Beginning with the line in which "Read this page and output its text content." appears, transcribe each line word for word until the records end. Do not include pictures.

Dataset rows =
────────

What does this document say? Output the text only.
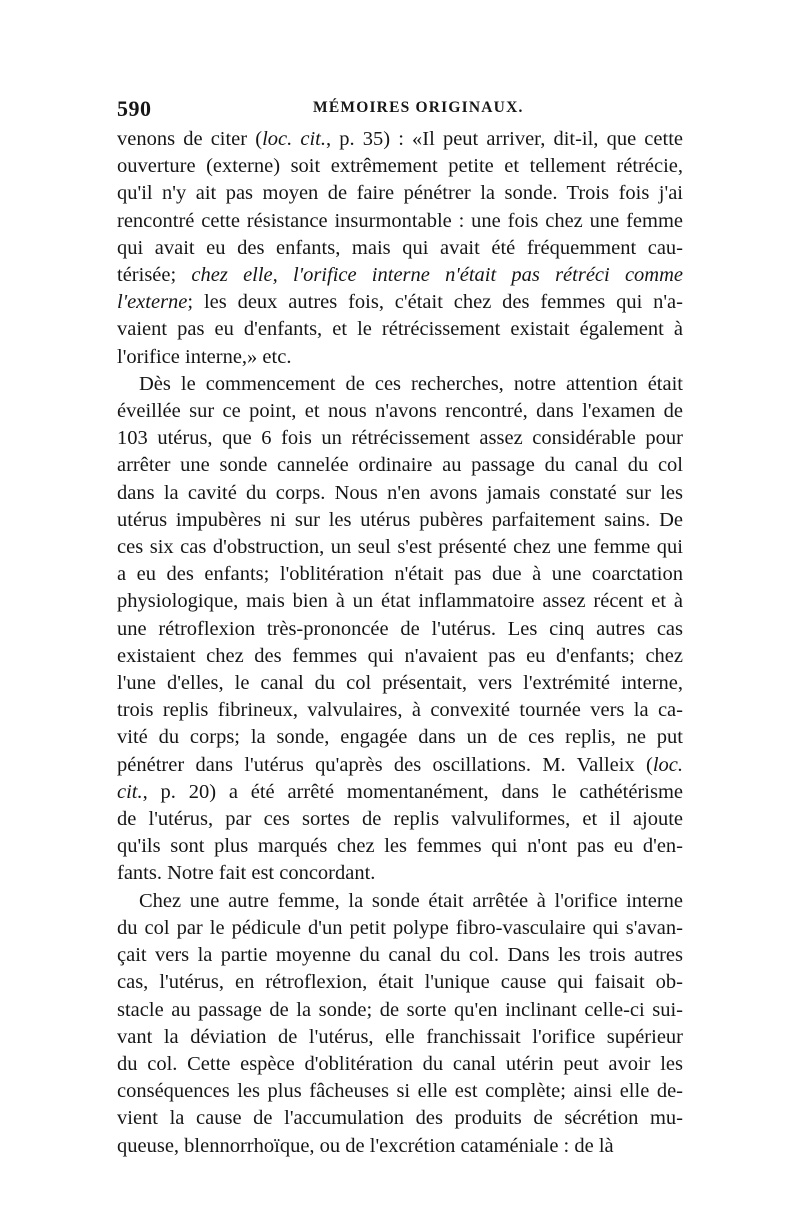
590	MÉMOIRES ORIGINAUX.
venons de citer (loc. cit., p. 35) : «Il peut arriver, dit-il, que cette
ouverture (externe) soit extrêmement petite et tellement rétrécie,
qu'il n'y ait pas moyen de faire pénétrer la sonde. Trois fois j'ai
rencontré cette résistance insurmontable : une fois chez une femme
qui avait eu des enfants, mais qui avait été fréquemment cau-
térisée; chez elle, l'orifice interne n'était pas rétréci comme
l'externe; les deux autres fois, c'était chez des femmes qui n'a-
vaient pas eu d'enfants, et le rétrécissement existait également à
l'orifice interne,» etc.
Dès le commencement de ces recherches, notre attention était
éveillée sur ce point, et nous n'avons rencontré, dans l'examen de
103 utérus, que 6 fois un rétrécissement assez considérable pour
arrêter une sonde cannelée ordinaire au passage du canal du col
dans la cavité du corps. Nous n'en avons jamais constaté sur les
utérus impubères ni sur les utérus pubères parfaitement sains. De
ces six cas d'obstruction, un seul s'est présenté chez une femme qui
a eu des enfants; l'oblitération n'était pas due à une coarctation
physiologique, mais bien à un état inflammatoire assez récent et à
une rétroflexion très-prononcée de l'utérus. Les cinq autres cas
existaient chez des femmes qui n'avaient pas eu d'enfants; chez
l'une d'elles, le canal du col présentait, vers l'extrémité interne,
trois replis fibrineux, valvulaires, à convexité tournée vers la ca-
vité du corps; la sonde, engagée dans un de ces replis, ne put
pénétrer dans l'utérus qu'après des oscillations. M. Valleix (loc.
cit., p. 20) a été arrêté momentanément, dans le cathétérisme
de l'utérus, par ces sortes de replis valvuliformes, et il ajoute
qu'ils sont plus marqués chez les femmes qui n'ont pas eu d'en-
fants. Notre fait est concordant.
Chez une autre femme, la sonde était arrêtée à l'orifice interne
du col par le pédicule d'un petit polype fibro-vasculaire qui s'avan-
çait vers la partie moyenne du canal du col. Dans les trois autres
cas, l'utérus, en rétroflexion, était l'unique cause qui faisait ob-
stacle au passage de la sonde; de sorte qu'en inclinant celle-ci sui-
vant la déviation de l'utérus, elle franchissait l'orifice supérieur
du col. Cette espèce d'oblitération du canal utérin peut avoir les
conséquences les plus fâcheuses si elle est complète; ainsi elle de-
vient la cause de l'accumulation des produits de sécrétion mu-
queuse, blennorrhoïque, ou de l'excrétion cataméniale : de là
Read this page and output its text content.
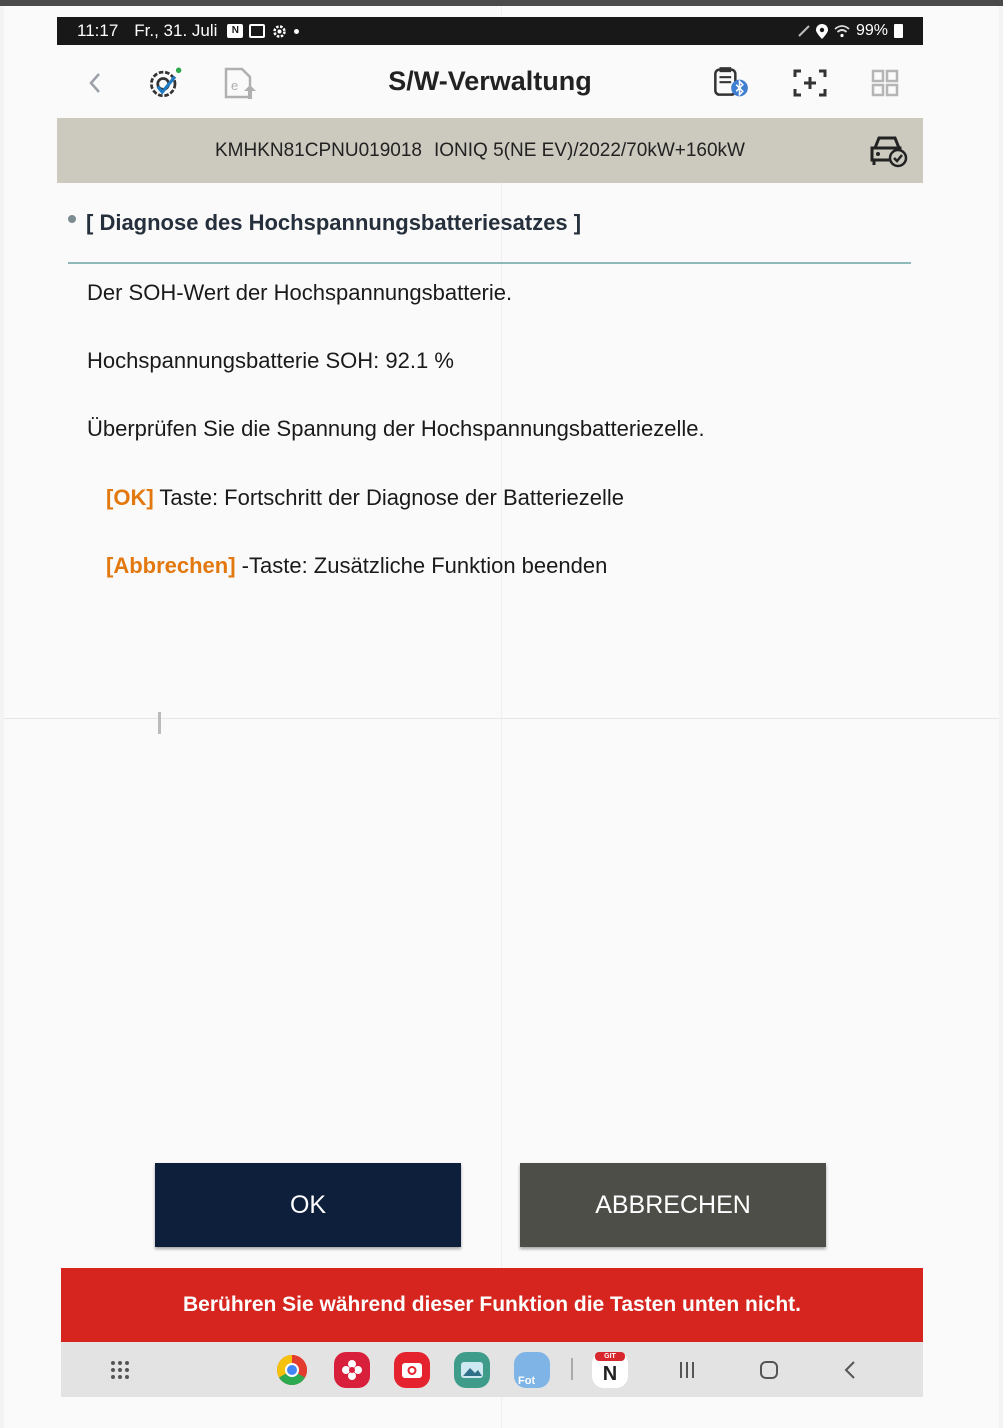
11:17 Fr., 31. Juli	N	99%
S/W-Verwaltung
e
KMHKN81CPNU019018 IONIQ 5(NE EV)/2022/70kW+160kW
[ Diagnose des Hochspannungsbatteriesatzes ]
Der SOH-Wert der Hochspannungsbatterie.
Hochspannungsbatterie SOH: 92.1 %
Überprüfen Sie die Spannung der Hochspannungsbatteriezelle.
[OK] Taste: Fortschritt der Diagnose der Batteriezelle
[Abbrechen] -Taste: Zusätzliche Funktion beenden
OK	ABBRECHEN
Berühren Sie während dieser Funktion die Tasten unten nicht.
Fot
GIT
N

────────

Correct result =
Read this page and output its text content.
11:17 Fr., 31. Juli	N	99%
S/W-Verwaltung
e
KMHKN81CPNU019018 IONIQ 5(NE EV)/2022/70kW+160kW
[ Diagnose des Hochspannungsbatteriesatzes ]
Der SOH-Wert der Hochspannungsbatterie.
Hochspannungsbatterie SOH: 92.1 %
Überprüfen Sie die Spannung der Hochspannungsbatteriezelle.
[OK] Taste: Fortschritt der Diagnose der Batteriezelle
[Abbrechen] -Taste: Zusätzliche Funktion beenden
OK	ABBRECHEN
Berühren Sie während dieser Funktion die Tasten unten nicht.
Fot
GIT
N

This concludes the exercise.